### THE REQUEST
Below are the records; collect from them each line containing the string "JSON".

### THE DATA
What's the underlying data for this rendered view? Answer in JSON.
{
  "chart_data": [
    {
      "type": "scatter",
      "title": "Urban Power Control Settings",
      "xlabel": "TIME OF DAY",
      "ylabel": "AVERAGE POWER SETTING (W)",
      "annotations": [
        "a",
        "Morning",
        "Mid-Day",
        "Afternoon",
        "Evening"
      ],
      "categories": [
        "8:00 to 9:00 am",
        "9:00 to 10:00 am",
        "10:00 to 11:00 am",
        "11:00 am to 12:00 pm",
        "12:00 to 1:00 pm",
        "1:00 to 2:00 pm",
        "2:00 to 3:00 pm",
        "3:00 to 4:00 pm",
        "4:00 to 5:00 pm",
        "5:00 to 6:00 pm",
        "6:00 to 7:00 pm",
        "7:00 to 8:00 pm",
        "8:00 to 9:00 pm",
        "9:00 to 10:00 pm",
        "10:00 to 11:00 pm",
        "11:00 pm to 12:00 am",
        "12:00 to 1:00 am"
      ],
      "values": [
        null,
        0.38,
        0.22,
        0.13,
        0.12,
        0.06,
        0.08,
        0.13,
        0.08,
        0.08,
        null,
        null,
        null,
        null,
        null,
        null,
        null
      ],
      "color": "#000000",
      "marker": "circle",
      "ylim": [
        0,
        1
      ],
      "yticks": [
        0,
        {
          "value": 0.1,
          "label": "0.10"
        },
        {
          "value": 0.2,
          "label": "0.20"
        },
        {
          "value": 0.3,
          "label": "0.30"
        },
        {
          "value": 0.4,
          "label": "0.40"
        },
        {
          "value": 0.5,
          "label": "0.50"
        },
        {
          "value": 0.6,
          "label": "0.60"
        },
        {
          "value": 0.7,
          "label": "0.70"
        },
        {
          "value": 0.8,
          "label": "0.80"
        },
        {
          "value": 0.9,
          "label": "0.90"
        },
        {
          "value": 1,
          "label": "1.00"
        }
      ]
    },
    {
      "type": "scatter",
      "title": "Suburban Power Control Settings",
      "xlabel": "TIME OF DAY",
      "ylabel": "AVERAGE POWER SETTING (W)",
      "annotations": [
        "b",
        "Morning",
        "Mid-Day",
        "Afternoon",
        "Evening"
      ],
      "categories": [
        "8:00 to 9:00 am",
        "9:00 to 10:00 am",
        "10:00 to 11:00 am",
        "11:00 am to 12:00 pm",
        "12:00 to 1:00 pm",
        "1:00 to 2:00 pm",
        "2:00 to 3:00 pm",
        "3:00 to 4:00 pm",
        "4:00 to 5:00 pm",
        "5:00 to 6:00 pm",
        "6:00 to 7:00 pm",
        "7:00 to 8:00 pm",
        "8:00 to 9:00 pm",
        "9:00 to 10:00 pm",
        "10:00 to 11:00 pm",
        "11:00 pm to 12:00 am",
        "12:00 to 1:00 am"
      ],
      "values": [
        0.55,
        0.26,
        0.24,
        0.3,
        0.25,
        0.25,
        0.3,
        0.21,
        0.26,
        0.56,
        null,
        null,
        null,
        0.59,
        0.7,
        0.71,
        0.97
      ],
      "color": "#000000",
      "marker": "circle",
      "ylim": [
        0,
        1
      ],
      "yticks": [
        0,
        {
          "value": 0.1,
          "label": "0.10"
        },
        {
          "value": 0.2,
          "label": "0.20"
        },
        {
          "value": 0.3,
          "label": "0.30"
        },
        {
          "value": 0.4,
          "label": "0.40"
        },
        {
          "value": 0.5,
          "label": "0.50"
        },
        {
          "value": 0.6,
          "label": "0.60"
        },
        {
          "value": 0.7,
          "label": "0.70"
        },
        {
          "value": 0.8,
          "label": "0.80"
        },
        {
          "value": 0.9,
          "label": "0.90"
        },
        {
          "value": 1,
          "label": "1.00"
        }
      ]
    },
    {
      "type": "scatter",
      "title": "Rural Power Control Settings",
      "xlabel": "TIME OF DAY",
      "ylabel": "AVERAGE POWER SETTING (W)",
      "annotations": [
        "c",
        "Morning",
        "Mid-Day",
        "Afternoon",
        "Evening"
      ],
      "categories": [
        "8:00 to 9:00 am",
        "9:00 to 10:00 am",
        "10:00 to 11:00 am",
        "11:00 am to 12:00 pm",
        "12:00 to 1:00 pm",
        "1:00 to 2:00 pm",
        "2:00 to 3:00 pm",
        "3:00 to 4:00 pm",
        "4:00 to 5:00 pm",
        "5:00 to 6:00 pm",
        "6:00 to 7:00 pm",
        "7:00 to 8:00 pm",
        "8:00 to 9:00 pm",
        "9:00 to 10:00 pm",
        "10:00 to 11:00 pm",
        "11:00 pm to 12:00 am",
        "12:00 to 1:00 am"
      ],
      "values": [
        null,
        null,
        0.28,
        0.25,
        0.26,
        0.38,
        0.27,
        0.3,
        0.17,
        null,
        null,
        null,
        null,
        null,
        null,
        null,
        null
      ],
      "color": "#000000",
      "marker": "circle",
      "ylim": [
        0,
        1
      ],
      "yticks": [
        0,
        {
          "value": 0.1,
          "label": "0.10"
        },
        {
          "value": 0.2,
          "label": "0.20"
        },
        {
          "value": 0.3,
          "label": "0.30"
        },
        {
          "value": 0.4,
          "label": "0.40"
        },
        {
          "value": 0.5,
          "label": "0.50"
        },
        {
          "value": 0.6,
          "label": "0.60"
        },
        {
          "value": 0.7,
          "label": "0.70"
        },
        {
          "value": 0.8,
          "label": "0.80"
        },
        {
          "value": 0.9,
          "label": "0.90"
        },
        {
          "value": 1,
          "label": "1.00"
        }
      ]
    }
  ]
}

* * *

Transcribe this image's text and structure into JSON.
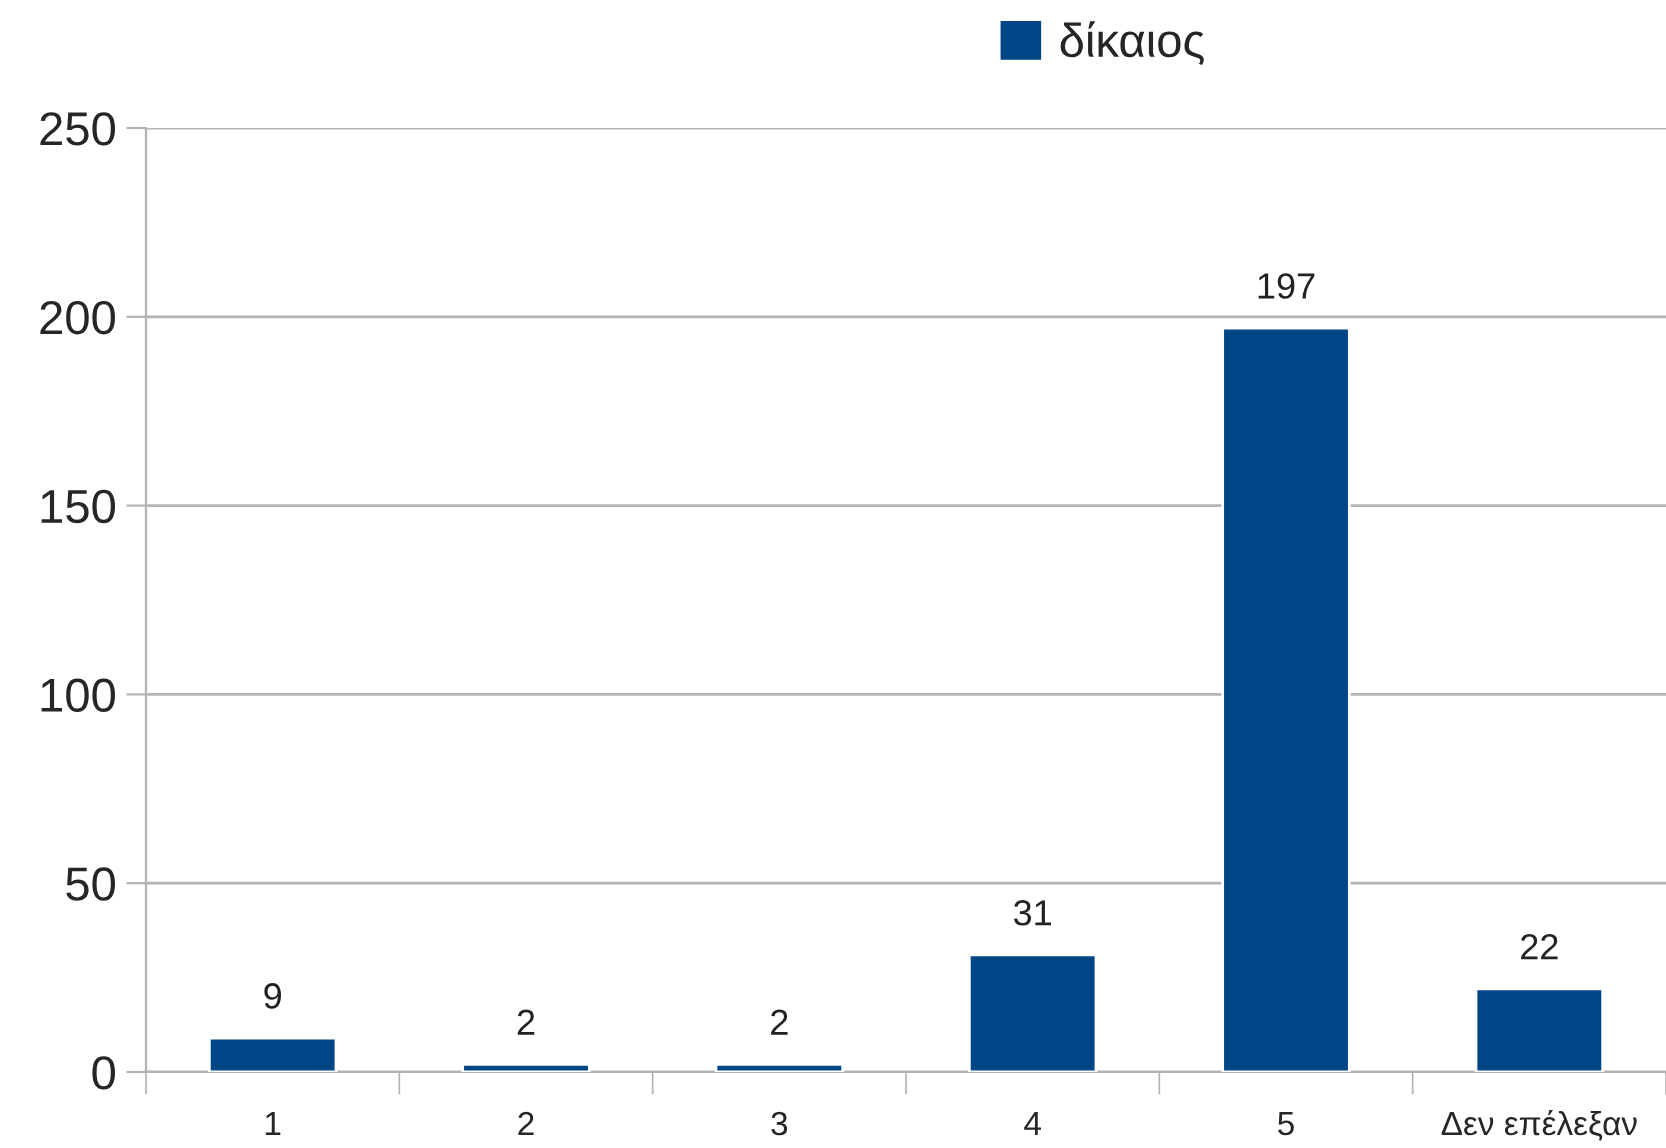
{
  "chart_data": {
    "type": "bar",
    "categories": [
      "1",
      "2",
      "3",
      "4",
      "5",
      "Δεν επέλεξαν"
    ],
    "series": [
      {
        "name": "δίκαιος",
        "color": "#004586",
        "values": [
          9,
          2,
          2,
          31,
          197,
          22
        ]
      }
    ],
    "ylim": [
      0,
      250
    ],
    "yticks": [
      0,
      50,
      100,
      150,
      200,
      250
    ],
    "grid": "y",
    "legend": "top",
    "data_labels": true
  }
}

### ANSWER FOR THIS EXERCISE
What's the underlying data for this rendered view? Answer in JSON.
Transcribe this image's text and structure into JSON.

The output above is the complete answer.